— Problem requirements —
Gather every line below where "advance" appears.

— Rows —
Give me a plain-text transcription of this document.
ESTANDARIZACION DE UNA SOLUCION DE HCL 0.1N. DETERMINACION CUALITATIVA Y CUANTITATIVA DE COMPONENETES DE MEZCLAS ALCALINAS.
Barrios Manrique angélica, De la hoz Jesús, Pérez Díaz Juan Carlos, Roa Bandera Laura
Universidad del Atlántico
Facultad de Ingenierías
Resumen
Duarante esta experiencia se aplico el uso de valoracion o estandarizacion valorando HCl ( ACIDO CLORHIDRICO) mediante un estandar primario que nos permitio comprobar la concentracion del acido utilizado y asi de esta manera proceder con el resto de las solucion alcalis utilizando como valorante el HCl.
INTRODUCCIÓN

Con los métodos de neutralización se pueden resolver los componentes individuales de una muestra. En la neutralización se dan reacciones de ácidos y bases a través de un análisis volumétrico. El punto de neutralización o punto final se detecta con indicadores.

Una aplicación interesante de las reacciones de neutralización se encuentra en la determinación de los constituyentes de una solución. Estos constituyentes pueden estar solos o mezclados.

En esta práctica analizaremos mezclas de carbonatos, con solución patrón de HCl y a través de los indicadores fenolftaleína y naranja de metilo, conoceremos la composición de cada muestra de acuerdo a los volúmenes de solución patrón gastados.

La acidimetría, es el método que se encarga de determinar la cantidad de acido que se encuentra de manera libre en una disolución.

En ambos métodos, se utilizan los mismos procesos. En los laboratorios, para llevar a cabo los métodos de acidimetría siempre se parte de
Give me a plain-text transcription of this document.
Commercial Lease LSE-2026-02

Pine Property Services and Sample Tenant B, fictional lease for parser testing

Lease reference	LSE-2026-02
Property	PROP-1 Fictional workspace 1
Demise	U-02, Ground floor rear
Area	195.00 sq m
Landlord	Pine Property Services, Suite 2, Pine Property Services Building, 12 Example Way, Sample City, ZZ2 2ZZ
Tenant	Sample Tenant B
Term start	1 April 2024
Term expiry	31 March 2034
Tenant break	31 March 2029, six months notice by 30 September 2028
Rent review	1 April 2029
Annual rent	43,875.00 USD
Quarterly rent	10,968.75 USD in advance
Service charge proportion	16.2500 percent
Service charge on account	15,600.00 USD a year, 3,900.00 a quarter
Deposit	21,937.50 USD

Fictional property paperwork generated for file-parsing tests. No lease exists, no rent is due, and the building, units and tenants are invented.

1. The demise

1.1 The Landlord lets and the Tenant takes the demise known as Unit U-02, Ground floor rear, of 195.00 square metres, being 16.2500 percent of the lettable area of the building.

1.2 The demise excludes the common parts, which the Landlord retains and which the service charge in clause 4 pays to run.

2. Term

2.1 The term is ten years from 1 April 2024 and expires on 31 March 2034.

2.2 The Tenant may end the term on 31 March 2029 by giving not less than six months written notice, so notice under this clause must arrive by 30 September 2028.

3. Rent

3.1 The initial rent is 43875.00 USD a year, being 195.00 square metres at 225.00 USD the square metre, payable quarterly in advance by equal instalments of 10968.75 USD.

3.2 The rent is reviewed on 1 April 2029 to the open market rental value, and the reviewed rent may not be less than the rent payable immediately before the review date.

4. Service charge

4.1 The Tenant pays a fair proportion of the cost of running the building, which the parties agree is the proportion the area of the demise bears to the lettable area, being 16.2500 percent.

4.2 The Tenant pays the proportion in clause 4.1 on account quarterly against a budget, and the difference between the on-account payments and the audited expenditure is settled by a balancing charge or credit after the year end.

— Solution for this task —
Quarterly rent	10,968.75 USD in advance
3.1 The initial rent is 43875.00 USD a year, being 195.00 square metres at 225.00 USD the square metre, payable quarterly in advance by equal instalments of 10968.75 USD.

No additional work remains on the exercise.